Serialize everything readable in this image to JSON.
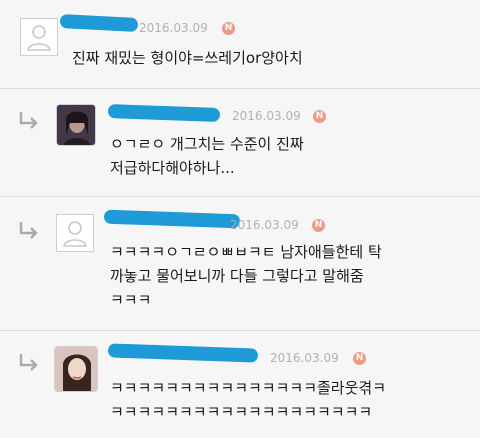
{
  "colors": {
    "background": "#f6f6f6",
    "redaction": "#1e9ad6",
    "badge": "#f09a86",
    "meta": "#b2b2b2"
  },
  "comments": [
    {
      "date": "2016.03.09",
      "badge": "N",
      "lines": [
        "진짜 재밌는 형이야=쓰레기or양아치"
      ],
      "avatar": "default-avatar-icon"
    },
    {
      "date": "2016.03.09",
      "badge": "N",
      "lines": [
        "ㅇㄱㄹㅇ 개그치는 수준이 진짜",
        "저급하다해야하나..."
      ],
      "avatar": "profile-photo"
    },
    {
      "date": "2016.03.09",
      "badge": "N",
      "lines": [
        "ㅋㅋㅋㅋㅇㄱㄹㅇㅃㅂㅋㅌ 남자애들한테 탁",
        "까놓고 물어보니까 다들 그렇다고 말해줌",
        "ㅋㅋㅋ"
      ],
      "avatar": "default-avatar-icon"
    },
    {
      "date": "2016.03.09",
      "badge": "N",
      "lines": [
        "ㅋㅋㅋㅋㅋㅋㅋㅋㅋㅋㅋㅋㅋㅋㅋ졸라웃겪ㅋ",
        "ㅋㅋㅋㅋㅋㅋㅋㅋㅋㅋㅋㅋㅋㅋㅋㅋㅋㅋㅋ"
      ],
      "avatar": "profile-photo"
    }
  ]
}
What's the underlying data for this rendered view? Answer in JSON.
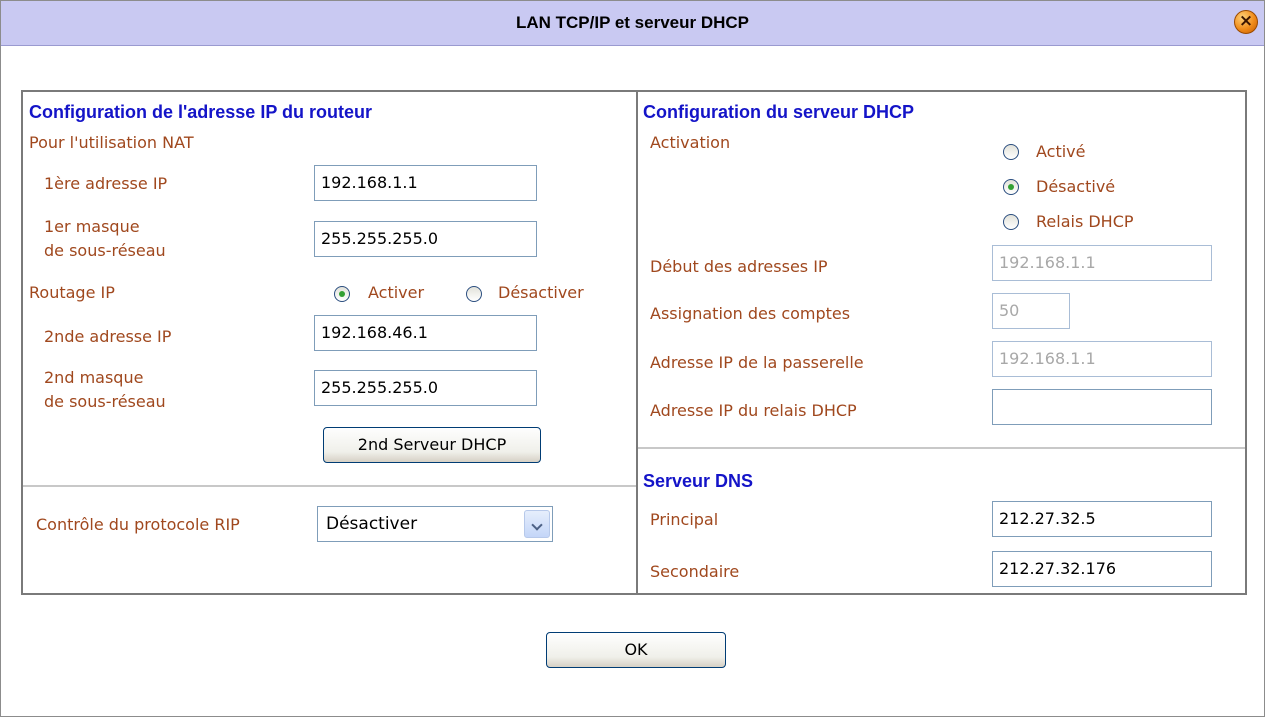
{
  "dialog": {
    "title": "LAN TCP/IP et serveur DHCP",
    "close_icon": "close-icon",
    "ok_label": "OK"
  },
  "router": {
    "section_title": "Configuration de l'adresse IP du routeur",
    "nat_label": "Pour l'utilisation NAT",
    "ip1_label": "1ère adresse IP",
    "ip1_value": "192.168.1.1",
    "mask1_label_line1": "1er masque",
    "mask1_label_line2": "de sous-réseau",
    "mask1_value": "255.255.255.0",
    "routing_label": "Routage IP",
    "routing_options": [
      "Activer",
      "Désactiver"
    ],
    "routing_selected": "Activer",
    "ip2_label": "2nde adresse IP",
    "ip2_value": "192.168.46.1",
    "mask2_label_line1": "2nd masque",
    "mask2_label_line2": "de sous-réseau",
    "mask2_value": "255.255.255.0",
    "dhcp2_button": "2nd Serveur DHCP",
    "rip_label": "Contrôle du protocole RIP",
    "rip_value": "Désactiver"
  },
  "dhcp": {
    "section_title": "Configuration du serveur DHCP",
    "activation_label": "Activation",
    "options": [
      "Activé",
      "Désactivé",
      "Relais DHCP"
    ],
    "selected": "Désactivé",
    "start_label": "Début des adresses IP",
    "start_value": "192.168.1.1",
    "count_label": "Assignation des comptes",
    "count_value": "50",
    "gateway_label": "Adresse IP de la passerelle",
    "gateway_value": "192.168.1.1",
    "relay_label": "Adresse IP du relais DHCP",
    "relay_value": ""
  },
  "dns": {
    "section_title": "Serveur DNS",
    "primary_label": "Principal",
    "primary_value": "212.27.32.5",
    "secondary_label": "Secondaire",
    "secondary_value": "212.27.32.176"
  },
  "colors": {
    "titlebar_bg": "#c9c9f2",
    "section_title": "#1414c8",
    "label": "#a0481e",
    "radio_dot": "#33a033"
  }
}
==*==
Written instruction :: Reproduce every record above exactly, but leave out the pictures.

Response ::
Serialize everything readable in this image to JSON.
{
  "colors": {
    "background": "#f6f6f6",
    "redaction": "#1e9ad6",
    "badge": "#f09a86",
    "meta": "#b2b2b2"
  },
  "comments": [
    {
      "date": "2016.03.09",
      "badge": "N",
      "lines": [
        "진짜 재밌는 형이야=쓰레기or양아치"
      ],
      "avatar": "default-avatar-icon"
    },
    {
      "date": "2016.03.09",
      "badge": "N",
      "lines": [
        "ㅇㄱㄹㅇ 개그치는 수준이 진짜",
        "저급하다해야하나..."
      ],
      "avatar": "profile-photo"
    },
    {
      "date": "2016.03.09",
      "badge": "N",
      "lines": [
        "ㅋㅋㅋㅋㅇㄱㄹㅇㅃㅂㅋㅌ 남자애들한테 탁",
        "까놓고 물어보니까 다들 그렇다고 말해줌",
        "ㅋㅋㅋ"
      ],
      "avatar": "default-avatar-icon"
    },
    {
      "date": "2016.03.09",
      "badge": "N",
      "lines": [
        "ㅋㅋㅋㅋㅋㅋㅋㅋㅋㅋㅋㅋㅋㅋㅋ졸라웃겪ㅋ",
        "ㅋㅋㅋㅋㅋㅋㅋㅋㅋㅋㅋㅋㅋㅋㅋㅋㅋㅋㅋ"
      ],
      "avatar": "profile-photo"
    }
  ]
}
What's the underlying data for this rendered view? Answer in JSON.
{
  "dialog": {
    "title": "LAN TCP/IP et serveur DHCP",
    "close_icon": "close-icon",
    "ok_label": "OK"
  },
  "router": {
    "section_title": "Configuration de l'adresse IP du routeur",
    "nat_label": "Pour l'utilisation NAT",
    "ip1_label": "1ère adresse IP",
    "ip1_value": "192.168.1.1",
    "mask1_label_line1": "1er masque",
    "mask1_label_line2": "de sous-réseau",
    "mask1_value": "255.255.255.0",
    "routing_label": "Routage IP",
    "routing_options": [
      "Activer",
      "Désactiver"
    ],
    "routing_selected": "Activer",
    "ip2_label": "2nde adresse IP",
    "ip2_value": "192.168.46.1",
    "mask2_label_line1": "2nd masque",
    "mask2_label_line2": "de sous-réseau",
    "mask2_value": "255.255.255.0",
    "dhcp2_button": "2nd Serveur DHCP",
    "rip_label": "Contrôle du protocole RIP",
    "rip_value": "Désactiver"
  },
  "dhcp": {
    "section_title": "Configuration du serveur DHCP",
    "activation_label": "Activation",
    "options": [
      "Activé",
      "Désactivé",
      "Relais DHCP"
    ],
    "selected": "Désactivé",
    "start_label": "Début des adresses IP",
    "start_value": "192.168.1.1",
    "count_label": "Assignation des comptes",
    "count_value": "50",
    "gateway_label": "Adresse IP de la passerelle",
    "gateway_value": "192.168.1.1",
    "relay_label": "Adresse IP du relais DHCP",
    "relay_value": ""
  },
  "dns": {
    "section_title": "Serveur DNS",
    "primary_label": "Principal",
    "primary_value": "212.27.32.5",
    "secondary_label": "Secondaire",
    "secondary_value": "212.27.32.176"
  },
  "colors": {
    "titlebar_bg": "#c9c9f2",
    "section_title": "#1414c8",
    "label": "#a0481e",
    "radio_dot": "#33a033"
  }
}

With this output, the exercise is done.